- _Problem to work on_: Return each line from the items below that contains the word "Duration".

-- Begin --

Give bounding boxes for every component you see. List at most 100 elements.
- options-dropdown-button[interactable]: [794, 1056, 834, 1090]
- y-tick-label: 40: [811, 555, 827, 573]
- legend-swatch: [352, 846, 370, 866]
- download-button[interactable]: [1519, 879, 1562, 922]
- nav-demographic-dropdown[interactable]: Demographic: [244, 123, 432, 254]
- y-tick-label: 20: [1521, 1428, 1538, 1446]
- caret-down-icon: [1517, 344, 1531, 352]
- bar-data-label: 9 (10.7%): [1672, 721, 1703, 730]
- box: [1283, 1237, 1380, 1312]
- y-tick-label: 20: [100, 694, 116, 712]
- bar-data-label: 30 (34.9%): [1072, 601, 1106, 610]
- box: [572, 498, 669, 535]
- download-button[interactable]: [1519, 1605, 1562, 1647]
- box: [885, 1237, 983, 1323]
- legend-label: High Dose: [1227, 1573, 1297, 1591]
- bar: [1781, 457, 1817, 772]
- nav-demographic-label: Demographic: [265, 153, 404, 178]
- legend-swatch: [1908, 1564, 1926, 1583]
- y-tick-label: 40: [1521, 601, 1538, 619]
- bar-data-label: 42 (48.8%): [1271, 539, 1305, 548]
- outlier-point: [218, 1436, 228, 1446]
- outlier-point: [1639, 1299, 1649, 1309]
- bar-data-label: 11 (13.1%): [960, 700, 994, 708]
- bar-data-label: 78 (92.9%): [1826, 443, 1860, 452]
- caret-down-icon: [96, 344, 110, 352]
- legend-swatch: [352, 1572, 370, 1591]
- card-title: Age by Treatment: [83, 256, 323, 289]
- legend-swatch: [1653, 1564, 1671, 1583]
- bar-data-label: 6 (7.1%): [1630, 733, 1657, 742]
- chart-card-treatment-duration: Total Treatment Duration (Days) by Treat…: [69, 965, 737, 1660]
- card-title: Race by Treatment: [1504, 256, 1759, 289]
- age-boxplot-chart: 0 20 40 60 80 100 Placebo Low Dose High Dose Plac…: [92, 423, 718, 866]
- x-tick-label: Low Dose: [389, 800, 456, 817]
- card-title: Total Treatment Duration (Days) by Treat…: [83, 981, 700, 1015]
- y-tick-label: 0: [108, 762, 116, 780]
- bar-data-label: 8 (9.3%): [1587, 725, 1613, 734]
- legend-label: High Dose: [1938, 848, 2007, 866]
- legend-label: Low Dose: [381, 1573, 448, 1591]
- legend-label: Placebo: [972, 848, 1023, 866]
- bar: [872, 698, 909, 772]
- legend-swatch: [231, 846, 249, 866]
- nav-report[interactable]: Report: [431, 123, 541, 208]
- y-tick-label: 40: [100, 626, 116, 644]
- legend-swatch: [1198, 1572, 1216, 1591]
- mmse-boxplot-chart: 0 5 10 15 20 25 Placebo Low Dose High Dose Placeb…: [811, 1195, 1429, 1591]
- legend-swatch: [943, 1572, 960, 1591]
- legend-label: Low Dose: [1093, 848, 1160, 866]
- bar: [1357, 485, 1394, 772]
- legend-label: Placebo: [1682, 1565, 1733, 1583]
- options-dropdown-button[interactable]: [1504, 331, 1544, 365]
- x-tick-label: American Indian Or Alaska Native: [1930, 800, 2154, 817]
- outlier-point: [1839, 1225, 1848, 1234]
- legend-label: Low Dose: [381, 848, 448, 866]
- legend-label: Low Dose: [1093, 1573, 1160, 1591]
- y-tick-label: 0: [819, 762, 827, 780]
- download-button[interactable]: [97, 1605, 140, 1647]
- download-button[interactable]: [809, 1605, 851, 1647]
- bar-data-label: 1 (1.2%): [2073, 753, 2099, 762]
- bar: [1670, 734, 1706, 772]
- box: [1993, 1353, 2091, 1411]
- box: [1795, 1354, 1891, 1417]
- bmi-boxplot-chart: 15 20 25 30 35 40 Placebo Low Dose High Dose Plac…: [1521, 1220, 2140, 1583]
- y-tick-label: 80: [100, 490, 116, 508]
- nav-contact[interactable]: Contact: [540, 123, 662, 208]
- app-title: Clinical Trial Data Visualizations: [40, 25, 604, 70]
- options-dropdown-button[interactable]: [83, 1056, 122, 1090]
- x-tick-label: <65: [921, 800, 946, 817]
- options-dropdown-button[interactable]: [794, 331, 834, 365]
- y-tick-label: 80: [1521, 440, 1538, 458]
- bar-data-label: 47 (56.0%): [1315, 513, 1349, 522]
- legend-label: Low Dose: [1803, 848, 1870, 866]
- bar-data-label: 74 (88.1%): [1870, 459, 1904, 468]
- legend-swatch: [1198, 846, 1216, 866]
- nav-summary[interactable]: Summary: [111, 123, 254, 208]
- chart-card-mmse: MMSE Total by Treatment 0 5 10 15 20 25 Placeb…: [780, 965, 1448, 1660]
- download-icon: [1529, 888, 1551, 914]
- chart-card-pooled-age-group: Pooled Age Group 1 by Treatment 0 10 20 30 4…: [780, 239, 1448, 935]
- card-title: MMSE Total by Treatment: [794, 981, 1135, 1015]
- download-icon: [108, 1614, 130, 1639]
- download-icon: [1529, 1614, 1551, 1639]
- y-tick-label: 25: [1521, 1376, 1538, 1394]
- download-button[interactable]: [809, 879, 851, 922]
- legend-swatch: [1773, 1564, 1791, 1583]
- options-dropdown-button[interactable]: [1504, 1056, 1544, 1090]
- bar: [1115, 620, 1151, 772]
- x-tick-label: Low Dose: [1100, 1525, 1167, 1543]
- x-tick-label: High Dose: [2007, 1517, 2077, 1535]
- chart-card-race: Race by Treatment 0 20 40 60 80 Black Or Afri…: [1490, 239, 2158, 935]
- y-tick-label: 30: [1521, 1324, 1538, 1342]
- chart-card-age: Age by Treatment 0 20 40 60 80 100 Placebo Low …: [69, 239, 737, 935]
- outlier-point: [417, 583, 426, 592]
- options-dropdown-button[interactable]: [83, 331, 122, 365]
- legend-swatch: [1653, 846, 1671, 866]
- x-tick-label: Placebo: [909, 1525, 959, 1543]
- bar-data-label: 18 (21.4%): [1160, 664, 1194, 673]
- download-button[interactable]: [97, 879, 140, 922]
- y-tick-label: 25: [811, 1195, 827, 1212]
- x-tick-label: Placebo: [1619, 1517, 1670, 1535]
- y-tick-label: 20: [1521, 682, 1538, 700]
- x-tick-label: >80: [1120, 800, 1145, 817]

-- End --

- _Finished answer_:
- chart-card-treatment-duration: Total Treatment Duration (Days) by Treat…: [69, 965, 737, 1660]
- card-title: Total Treatment Duration (Days) by Treat…: [83, 981, 700, 1015]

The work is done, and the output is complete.